▶ **Requirements**: In the listing that follows, how many lines contain the string "title"? Provide only the number.

▶ **Stored data entries**:
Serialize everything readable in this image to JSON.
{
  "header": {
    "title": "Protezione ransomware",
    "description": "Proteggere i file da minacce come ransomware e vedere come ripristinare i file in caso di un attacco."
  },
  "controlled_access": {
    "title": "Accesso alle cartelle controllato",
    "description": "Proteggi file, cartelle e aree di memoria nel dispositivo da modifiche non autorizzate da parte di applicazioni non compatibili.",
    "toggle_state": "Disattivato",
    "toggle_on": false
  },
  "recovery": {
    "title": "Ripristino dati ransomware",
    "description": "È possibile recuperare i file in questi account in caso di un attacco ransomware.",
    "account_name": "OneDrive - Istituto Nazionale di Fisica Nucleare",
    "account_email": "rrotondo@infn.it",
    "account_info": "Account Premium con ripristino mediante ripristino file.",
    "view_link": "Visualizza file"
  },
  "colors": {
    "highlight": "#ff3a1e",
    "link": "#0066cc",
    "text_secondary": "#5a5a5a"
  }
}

--

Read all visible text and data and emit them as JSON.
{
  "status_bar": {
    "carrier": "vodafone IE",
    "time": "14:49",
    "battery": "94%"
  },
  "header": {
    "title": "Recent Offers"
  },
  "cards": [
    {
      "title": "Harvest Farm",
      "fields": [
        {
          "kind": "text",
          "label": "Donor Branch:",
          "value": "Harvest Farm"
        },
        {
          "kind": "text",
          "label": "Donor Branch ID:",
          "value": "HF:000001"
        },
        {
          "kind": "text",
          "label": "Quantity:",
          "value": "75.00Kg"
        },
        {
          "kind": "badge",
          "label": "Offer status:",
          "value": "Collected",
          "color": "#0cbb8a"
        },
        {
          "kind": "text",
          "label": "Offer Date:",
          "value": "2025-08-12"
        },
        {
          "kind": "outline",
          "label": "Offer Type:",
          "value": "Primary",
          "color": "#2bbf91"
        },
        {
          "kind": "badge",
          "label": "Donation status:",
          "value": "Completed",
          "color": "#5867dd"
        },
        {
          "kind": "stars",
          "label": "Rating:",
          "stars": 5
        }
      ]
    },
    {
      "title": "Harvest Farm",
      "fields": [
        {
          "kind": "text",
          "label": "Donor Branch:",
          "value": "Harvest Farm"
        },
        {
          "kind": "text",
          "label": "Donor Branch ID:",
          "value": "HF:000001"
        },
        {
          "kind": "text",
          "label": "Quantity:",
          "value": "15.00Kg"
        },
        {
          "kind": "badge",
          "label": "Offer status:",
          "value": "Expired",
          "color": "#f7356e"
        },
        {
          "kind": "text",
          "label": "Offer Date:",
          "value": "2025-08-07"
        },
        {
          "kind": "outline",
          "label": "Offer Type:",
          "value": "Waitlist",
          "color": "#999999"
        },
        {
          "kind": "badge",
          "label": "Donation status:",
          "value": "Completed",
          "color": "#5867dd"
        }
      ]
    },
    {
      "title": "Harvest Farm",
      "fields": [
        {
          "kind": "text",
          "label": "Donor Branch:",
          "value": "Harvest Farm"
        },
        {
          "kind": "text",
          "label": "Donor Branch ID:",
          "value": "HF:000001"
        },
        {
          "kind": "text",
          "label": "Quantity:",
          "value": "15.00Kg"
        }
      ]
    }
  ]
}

▶ **Reply to the task**: 7